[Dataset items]
··········

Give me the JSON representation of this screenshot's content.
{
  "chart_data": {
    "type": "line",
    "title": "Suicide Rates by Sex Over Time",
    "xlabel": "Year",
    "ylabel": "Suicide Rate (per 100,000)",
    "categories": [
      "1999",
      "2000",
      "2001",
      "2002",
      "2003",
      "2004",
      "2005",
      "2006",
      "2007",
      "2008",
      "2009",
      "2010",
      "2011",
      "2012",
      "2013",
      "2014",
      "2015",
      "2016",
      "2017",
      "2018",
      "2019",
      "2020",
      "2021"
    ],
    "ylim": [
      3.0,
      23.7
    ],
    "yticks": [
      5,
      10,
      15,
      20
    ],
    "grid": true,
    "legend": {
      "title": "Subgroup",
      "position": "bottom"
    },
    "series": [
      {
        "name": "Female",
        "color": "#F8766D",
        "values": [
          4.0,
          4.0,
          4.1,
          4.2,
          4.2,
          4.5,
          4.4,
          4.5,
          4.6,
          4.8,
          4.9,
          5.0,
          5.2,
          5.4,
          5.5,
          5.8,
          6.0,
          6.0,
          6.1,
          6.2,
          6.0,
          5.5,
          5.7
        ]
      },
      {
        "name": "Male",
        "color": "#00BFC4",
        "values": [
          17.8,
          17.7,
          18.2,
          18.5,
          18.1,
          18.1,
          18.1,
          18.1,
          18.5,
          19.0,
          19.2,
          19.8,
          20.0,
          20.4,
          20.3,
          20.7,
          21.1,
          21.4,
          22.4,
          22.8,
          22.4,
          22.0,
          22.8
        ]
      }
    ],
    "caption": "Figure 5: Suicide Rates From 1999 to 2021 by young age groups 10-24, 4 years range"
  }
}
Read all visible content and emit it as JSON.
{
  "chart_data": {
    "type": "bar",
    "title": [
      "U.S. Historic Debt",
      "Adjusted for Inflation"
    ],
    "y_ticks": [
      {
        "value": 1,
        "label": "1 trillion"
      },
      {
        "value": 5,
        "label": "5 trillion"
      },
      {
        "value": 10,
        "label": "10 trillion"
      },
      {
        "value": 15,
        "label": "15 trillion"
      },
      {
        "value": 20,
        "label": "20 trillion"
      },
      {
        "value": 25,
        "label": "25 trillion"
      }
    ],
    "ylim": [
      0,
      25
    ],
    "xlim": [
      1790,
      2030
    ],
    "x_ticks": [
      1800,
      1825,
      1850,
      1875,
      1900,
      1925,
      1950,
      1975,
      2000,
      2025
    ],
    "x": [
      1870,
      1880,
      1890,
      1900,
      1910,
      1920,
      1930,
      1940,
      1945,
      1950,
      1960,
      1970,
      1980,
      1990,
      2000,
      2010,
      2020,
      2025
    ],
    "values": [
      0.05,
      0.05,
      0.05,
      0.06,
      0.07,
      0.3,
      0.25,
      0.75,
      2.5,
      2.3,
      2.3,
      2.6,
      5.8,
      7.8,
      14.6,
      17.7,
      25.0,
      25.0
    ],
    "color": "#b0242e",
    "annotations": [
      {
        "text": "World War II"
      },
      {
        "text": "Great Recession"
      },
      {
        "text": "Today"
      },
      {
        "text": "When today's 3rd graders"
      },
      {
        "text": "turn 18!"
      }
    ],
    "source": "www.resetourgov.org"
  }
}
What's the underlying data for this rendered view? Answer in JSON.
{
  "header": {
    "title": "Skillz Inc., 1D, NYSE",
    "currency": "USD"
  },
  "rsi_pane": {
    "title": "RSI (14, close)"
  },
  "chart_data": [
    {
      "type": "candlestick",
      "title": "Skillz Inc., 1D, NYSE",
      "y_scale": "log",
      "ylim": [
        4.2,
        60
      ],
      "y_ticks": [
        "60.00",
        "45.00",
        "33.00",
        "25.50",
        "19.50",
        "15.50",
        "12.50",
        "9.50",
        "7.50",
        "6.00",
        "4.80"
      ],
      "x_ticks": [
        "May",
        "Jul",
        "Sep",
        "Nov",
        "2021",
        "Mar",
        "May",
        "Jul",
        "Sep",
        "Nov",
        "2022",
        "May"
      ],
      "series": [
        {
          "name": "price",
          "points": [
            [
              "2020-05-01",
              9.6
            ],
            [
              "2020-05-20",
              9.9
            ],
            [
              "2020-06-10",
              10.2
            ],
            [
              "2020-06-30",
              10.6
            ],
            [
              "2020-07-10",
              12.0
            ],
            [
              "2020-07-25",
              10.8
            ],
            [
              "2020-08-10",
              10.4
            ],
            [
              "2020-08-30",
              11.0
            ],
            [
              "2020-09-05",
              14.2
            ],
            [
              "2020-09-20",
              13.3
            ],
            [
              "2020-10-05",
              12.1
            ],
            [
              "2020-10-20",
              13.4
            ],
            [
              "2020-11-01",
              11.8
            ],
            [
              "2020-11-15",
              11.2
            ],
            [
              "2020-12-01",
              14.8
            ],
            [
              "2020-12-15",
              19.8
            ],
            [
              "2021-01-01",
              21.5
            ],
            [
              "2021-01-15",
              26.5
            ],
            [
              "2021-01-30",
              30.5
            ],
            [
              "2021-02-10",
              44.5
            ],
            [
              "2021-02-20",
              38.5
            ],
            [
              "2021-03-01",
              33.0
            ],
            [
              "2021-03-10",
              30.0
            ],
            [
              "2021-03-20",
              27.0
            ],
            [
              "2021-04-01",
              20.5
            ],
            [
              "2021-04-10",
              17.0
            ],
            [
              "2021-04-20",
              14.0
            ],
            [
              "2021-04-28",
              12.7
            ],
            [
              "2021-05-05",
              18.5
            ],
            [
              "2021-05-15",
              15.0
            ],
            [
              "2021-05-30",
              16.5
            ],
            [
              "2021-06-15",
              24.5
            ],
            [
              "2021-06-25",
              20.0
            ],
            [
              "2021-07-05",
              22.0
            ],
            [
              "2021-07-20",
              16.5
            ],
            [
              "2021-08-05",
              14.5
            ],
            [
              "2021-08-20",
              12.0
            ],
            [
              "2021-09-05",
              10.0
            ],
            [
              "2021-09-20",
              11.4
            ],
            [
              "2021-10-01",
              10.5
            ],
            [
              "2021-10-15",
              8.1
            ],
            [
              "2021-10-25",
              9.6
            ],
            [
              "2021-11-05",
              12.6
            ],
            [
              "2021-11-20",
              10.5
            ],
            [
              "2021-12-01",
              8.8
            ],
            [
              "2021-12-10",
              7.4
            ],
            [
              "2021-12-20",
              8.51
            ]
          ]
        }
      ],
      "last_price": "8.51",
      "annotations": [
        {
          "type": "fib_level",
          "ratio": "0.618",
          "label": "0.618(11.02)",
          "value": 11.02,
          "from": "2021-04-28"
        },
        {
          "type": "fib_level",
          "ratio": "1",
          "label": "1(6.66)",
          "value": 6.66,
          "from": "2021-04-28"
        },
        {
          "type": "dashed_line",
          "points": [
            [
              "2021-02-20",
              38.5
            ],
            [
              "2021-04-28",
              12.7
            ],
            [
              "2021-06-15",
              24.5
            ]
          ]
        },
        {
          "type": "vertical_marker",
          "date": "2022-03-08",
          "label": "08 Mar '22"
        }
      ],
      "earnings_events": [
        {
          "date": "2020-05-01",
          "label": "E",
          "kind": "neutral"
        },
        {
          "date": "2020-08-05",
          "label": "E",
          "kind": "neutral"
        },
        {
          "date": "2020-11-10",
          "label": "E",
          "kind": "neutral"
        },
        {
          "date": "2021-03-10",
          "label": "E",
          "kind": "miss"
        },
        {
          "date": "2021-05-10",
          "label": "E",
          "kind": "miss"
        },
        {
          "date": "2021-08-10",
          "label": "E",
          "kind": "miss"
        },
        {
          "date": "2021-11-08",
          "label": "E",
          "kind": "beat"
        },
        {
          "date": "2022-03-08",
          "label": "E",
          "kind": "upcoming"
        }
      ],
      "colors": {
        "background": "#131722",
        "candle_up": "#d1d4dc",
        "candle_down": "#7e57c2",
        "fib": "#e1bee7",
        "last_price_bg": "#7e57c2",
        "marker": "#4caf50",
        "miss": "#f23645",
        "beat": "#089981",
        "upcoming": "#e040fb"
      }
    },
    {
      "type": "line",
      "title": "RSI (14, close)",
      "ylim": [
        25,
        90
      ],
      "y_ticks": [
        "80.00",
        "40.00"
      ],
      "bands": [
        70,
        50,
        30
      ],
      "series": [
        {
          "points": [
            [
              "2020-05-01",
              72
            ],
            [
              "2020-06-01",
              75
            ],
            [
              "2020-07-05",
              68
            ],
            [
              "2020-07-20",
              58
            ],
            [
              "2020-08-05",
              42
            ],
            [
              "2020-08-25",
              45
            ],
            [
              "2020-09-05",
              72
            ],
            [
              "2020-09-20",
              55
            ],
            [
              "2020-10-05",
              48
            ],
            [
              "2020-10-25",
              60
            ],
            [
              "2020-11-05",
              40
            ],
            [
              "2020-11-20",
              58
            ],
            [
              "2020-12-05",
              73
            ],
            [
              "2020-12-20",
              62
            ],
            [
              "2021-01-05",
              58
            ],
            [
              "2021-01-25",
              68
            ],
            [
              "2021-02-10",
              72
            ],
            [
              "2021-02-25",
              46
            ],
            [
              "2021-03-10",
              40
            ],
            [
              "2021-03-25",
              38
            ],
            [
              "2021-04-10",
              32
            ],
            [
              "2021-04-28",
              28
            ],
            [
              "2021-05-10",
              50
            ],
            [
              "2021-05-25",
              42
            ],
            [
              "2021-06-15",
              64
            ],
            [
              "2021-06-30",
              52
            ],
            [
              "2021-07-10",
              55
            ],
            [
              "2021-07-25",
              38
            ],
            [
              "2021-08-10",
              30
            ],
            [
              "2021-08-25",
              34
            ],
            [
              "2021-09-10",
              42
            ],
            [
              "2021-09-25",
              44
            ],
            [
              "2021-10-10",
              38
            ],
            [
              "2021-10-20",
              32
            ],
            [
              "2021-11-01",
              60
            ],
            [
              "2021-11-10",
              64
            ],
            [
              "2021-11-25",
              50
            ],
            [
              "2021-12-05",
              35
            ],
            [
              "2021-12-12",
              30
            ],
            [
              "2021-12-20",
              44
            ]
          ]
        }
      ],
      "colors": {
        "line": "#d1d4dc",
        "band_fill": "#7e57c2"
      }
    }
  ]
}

··········

[What is required]
Consider the entries above and return each line with the string "title".

[Task solution]
    "title": "Suicide Rates by Sex Over Time",
      "title": "Subgroup",
    "title": [
    "title": "Skillz Inc., 1D, NYSE",
    "title": "RSI (14, close)"
      "title": "Skillz Inc., 1D, NYSE",
      "title": "RSI (14, close)",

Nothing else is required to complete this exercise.